== Data excerpts ==
------

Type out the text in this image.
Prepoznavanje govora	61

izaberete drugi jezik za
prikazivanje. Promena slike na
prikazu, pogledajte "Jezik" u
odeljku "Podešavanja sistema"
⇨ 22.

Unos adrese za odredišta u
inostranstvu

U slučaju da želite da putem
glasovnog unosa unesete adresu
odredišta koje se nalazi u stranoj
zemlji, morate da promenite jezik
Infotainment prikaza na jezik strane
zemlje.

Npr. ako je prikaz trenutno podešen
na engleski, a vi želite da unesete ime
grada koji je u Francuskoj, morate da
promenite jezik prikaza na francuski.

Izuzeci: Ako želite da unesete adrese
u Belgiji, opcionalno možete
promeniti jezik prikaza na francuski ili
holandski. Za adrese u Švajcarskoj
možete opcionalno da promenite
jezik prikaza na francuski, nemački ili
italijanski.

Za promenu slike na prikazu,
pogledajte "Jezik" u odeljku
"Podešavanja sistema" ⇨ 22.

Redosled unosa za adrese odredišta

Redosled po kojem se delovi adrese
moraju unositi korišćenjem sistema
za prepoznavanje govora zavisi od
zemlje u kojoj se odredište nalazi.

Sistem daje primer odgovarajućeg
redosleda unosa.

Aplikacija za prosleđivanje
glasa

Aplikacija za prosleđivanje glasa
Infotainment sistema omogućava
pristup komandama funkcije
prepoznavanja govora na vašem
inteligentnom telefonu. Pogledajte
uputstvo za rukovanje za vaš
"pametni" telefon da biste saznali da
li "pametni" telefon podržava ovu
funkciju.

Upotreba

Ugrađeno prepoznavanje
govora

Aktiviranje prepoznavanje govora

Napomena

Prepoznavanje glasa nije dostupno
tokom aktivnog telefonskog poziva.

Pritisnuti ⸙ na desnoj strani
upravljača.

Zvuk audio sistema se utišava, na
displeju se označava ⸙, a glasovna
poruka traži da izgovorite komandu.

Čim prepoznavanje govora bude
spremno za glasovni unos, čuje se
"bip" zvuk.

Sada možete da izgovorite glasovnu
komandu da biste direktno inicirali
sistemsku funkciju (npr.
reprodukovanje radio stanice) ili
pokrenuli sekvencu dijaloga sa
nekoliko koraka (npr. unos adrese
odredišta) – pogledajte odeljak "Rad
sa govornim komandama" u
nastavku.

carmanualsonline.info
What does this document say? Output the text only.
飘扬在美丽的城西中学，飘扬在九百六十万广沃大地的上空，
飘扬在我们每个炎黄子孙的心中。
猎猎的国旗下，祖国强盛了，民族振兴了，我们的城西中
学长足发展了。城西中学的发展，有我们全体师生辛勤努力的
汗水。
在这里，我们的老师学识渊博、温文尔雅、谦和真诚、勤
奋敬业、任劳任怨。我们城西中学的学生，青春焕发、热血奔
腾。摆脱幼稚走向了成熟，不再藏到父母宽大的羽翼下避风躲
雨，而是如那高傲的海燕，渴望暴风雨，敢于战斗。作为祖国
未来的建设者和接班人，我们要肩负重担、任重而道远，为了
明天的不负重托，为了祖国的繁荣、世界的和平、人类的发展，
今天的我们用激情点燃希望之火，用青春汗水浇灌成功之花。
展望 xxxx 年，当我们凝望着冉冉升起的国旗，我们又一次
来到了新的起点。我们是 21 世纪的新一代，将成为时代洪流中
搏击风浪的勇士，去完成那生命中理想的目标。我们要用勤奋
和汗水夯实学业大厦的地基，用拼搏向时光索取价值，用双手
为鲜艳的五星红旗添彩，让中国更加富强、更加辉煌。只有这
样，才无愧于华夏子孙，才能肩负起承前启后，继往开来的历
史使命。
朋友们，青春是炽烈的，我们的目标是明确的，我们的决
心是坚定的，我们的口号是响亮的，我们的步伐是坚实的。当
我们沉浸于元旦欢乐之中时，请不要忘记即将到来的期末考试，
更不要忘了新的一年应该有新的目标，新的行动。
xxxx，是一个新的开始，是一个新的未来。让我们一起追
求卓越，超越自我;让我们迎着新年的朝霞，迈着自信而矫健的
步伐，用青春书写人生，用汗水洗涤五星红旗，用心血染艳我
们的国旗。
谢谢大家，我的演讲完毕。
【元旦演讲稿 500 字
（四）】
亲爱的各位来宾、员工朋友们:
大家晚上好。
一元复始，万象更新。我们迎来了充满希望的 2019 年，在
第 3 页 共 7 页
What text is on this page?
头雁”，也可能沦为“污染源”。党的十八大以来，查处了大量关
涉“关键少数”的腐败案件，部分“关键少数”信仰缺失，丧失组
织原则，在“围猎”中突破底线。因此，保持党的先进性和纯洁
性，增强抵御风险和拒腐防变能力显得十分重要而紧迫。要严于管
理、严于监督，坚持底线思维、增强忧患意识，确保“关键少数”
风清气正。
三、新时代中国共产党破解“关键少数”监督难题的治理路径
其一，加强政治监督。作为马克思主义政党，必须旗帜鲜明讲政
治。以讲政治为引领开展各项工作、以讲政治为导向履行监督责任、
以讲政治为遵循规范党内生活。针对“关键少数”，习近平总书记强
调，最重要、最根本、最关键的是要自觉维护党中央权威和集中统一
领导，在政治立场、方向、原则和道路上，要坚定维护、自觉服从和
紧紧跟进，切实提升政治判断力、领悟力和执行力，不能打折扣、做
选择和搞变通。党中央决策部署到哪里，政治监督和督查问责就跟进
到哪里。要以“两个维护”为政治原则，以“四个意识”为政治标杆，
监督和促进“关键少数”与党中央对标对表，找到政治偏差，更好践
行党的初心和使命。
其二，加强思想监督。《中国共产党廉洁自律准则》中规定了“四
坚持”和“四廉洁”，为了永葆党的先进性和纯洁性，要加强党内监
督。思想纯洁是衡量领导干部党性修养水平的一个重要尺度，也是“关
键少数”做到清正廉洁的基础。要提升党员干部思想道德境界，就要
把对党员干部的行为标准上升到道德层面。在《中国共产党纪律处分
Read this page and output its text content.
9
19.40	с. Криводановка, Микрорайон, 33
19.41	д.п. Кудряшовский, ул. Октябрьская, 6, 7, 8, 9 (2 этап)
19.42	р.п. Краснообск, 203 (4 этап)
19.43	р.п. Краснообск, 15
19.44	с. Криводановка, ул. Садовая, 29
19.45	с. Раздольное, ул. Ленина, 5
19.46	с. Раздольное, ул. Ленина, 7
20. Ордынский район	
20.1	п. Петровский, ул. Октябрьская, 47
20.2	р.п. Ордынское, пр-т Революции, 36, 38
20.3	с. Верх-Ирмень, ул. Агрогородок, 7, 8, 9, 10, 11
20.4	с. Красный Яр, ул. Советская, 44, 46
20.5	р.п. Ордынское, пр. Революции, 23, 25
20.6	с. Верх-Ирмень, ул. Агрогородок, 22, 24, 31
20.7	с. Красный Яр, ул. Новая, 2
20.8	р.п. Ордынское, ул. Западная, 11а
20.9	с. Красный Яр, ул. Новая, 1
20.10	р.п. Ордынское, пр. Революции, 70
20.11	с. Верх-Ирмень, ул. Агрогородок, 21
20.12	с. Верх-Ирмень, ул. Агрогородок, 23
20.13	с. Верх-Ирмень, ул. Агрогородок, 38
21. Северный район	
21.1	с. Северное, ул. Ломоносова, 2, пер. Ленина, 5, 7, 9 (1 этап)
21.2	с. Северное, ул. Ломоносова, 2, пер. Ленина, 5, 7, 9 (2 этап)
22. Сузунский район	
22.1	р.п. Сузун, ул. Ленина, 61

------

== STATED TASK ==
Take the line holding "What text is on this page?" and all lines after it through the end of the data, and set them down exactly.

== CORRECT OUTPUT ==
What text is on this page?
头雁”，也可能沦为“污染源”。党的十八大以来，查处了大量关
涉“关键少数”的腐败案件，部分“关键少数”信仰缺失，丧失组
织原则，在“围猎”中突破底线。因此，保持党的先进性和纯洁
性，增强抵御风险和拒腐防变能力显得十分重要而紧迫。要严于管
理、严于监督，坚持底线思维、增强忧患意识，确保“关键少数”
风清气正。
三、新时代中国共产党破解“关键少数”监督难题的治理路径
其一，加强政治监督。作为马克思主义政党，必须旗帜鲜明讲政
治。以讲政治为引领开展各项工作、以讲政治为导向履行监督责任、
以讲政治为遵循规范党内生活。针对“关键少数”，习近平总书记强
调，最重要、最根本、最关键的是要自觉维护党中央权威和集中统一
领导，在政治立场、方向、原则和道路上，要坚定维护、自觉服从和
紧紧跟进，切实提升政治判断力、领悟力和执行力，不能打折扣、做
选择和搞变通。党中央决策部署到哪里，政治监督和督查问责就跟进
到哪里。要以“两个维护”为政治原则，以“四个意识”为政治标杆，
监督和促进“关键少数”与党中央对标对表，找到政治偏差，更好践
行党的初心和使命。
其二，加强思想监督。《中国共产党廉洁自律准则》中规定了“四
坚持”和“四廉洁”，为了永葆党的先进性和纯洁性，要加强党内监
督。思想纯洁是衡量领导干部党性修养水平的一个重要尺度，也是“关
键少数”做到清正廉洁的基础。要提升党员干部思想道德境界，就要
把对党员干部的行为标准上升到道德层面。在《中国共产党纪律处分
Read this page and output its text content.
9
19.40	с. Криводановка, Микрорайон, 33
19.41	д.п. Кудряшовский, ул. Октябрьская, 6, 7, 8, 9 (2 этап)
19.42	р.п. Краснообск, 203 (4 этап)
19.43	р.п. Краснообск, 15
19.44	с. Криводановка, ул. Садовая, 29
19.45	с. Раздольное, ул. Ленина, 5
19.46	с. Раздольное, ул. Ленина, 7
20. Ордынский район	
20.1	п. Петровский, ул. Октябрьская, 47
20.2	р.п. Ордынское, пр-т Революции, 36, 38
20.3	с. Верх-Ирмень, ул. Агрогородок, 7, 8, 9, 10, 11
20.4	с. Красный Яр, ул. Советская, 44, 46
20.5	р.п. Ордынское, пр. Революции, 23, 25
20.6	с. Верх-Ирмень, ул. Агрогородок, 22, 24, 31
20.7	с. Красный Яр, ул. Новая, 2
20.8	р.п. Ордынское, ул. Западная, 11а
20.9	с. Красный Яр, ул. Новая, 1
20.10	р.п. Ордынское, пр. Революции, 70
20.11	с. Верх-Ирмень, ул. Агрогородок, 21
20.12	с. Верх-Ирмень, ул. Агрогородок, 23
20.13	с. Верх-Ирмень, ул. Агрогородок, 38
21. Северный район	
21.1	с. Северное, ул. Ломоносова, 2, пер. Ленина, 5, 7, 9 (1 этап)
21.2	с. Северное, ул. Ломоносова, 2, пер. Ленина, 5, 7, 9 (2 этап)
22. Сузунский район	
22.1	р.п. Сузун, ул. Ленина, 61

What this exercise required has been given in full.